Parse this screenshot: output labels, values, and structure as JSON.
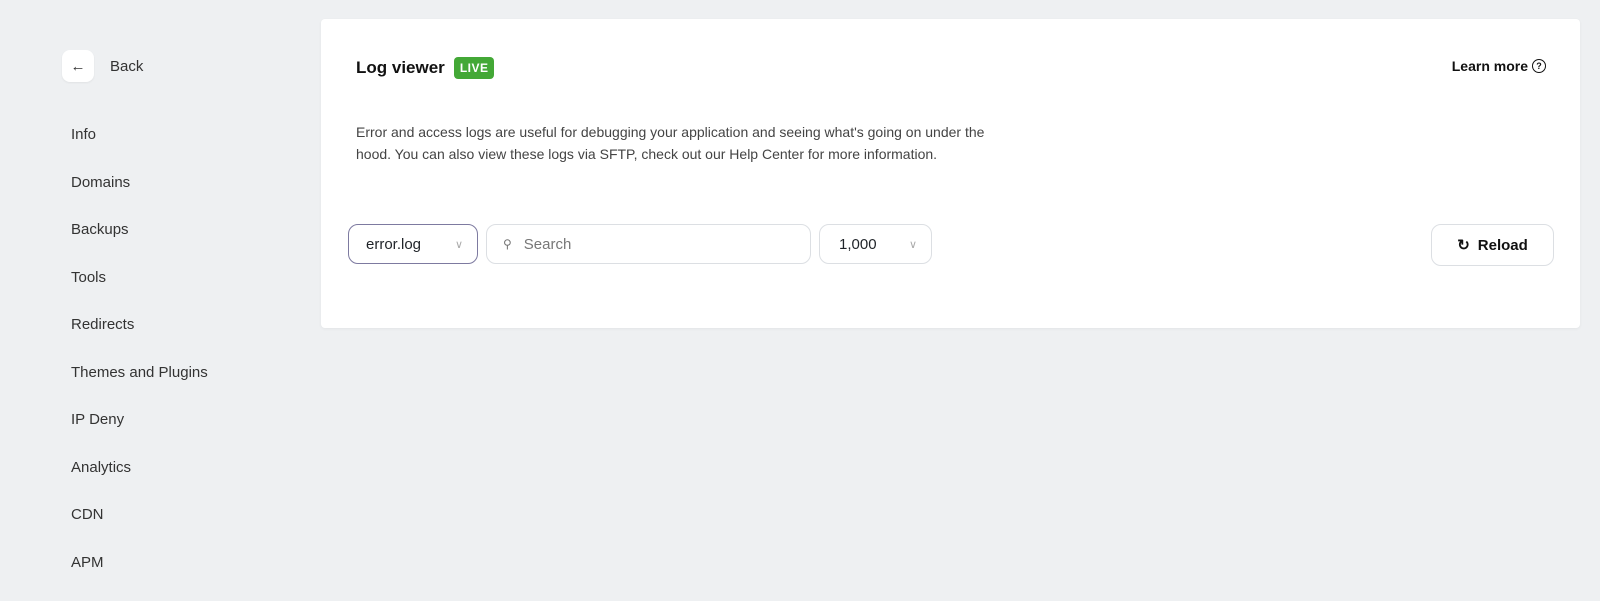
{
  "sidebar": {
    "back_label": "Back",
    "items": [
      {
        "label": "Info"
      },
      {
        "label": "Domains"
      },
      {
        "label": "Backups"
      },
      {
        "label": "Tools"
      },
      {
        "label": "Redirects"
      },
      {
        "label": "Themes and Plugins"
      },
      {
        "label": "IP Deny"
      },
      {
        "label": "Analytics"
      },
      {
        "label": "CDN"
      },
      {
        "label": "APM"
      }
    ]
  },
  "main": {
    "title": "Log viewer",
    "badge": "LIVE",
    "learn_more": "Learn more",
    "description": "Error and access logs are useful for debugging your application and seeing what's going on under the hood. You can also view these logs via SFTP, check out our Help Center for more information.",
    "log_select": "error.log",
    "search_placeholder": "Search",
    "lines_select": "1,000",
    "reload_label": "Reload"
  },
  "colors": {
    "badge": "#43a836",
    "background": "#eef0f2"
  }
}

What you will do - Copy every line from the records above that contains the word "more".

Exercise response -
    "learn_more": "Learn more",
    "description": "Error and access logs are useful for debugging your application and seeing what's going on under the hood. You can also view these logs via SFTP, check out our Help Center for more information.",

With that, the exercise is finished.